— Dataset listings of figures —
======

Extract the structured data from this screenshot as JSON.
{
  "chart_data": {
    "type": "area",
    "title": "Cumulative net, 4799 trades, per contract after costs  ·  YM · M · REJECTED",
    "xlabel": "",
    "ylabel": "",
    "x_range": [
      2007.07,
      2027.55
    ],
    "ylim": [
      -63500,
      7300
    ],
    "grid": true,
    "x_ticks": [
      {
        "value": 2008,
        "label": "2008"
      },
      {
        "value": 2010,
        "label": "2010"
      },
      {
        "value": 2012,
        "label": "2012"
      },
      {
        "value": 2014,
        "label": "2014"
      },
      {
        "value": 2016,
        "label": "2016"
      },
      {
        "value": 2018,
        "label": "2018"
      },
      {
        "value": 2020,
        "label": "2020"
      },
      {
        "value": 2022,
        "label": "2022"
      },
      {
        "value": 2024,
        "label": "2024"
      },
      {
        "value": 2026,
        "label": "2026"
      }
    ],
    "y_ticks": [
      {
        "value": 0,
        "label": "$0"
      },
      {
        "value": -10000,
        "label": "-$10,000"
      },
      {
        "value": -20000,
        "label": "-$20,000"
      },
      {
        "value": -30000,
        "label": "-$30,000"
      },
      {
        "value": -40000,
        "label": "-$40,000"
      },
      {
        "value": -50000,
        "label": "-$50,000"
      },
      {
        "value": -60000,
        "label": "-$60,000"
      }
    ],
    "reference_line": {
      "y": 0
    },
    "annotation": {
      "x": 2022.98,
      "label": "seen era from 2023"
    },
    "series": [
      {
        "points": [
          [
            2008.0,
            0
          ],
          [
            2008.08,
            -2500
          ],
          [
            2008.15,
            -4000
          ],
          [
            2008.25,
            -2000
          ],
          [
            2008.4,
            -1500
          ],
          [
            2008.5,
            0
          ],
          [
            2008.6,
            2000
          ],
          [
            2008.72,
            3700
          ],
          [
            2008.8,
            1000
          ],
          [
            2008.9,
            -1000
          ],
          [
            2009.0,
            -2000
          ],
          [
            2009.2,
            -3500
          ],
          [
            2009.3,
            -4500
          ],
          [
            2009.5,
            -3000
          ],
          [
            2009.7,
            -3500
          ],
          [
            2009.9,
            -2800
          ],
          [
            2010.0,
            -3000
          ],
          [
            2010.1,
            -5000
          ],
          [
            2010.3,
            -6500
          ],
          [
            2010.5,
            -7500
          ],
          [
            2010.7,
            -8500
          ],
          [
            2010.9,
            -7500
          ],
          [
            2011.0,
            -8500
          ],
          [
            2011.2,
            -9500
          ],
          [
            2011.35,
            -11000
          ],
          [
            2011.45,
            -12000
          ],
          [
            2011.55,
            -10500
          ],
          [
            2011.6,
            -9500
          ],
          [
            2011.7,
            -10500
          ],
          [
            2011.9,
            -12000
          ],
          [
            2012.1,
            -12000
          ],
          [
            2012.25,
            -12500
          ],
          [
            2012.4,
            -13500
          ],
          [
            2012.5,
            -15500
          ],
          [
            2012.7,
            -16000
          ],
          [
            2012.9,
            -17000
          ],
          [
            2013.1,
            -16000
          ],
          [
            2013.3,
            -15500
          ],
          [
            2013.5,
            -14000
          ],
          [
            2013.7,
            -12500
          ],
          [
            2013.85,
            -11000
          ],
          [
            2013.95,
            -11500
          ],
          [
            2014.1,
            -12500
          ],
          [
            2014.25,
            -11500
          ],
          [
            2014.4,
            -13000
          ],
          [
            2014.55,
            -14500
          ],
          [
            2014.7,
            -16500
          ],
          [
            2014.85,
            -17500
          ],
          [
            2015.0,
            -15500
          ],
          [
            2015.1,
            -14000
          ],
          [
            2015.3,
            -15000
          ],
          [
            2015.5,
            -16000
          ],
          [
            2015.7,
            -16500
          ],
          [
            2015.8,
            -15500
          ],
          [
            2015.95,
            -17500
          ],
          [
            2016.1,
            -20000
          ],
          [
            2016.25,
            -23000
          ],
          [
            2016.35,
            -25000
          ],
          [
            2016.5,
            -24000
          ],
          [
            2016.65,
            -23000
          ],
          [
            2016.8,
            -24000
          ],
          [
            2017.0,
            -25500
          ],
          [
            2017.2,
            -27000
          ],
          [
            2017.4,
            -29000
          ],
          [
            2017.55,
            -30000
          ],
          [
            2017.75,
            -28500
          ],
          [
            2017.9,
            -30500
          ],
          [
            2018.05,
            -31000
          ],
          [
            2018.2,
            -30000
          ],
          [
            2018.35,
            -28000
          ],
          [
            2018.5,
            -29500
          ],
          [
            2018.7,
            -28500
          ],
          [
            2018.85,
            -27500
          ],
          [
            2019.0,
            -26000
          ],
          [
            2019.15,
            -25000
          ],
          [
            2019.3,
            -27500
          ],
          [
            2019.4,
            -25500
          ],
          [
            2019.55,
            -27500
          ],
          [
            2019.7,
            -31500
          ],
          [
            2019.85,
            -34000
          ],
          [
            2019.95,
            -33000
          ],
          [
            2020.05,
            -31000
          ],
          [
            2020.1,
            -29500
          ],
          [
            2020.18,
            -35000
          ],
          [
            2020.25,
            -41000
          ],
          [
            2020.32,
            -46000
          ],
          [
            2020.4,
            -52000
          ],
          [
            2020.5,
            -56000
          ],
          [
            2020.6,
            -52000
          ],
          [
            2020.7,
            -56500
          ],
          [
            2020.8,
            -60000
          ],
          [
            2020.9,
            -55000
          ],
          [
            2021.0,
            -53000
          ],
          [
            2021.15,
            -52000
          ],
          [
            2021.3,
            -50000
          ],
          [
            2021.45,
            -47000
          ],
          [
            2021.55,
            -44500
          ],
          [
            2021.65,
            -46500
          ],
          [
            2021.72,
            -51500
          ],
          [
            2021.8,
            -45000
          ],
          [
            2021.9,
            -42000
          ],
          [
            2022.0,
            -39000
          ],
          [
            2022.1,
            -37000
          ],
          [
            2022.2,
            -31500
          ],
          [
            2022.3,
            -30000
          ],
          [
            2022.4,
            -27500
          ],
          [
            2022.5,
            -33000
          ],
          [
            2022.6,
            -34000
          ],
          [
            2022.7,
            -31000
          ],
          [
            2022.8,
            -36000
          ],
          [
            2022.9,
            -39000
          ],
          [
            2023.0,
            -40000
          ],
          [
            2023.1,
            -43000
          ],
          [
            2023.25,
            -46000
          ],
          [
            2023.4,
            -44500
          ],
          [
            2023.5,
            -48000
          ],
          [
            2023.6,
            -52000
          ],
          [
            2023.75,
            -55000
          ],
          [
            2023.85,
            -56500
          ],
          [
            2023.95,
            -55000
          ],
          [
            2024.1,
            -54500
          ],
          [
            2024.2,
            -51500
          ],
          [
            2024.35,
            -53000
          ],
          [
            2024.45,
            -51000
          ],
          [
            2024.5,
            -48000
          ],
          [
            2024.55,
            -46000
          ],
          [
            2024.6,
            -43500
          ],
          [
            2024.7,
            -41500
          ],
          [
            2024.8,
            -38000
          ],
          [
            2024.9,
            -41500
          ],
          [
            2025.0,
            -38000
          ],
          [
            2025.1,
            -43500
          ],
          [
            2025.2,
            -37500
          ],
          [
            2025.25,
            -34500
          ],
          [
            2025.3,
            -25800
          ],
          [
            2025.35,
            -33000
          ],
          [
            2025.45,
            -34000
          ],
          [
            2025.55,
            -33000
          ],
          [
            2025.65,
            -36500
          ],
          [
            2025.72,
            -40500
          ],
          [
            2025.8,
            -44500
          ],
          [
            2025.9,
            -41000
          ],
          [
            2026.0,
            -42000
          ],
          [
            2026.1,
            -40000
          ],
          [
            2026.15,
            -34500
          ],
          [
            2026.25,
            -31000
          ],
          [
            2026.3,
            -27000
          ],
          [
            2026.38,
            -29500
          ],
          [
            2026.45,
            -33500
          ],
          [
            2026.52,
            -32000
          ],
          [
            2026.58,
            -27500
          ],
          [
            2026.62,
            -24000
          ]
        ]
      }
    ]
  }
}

======

Spot every line that holds "from" and copy it.

— RIGHT ANSWER —
Extract the structured data from this screenshot as JSON.
      "label": "seen era from 2023"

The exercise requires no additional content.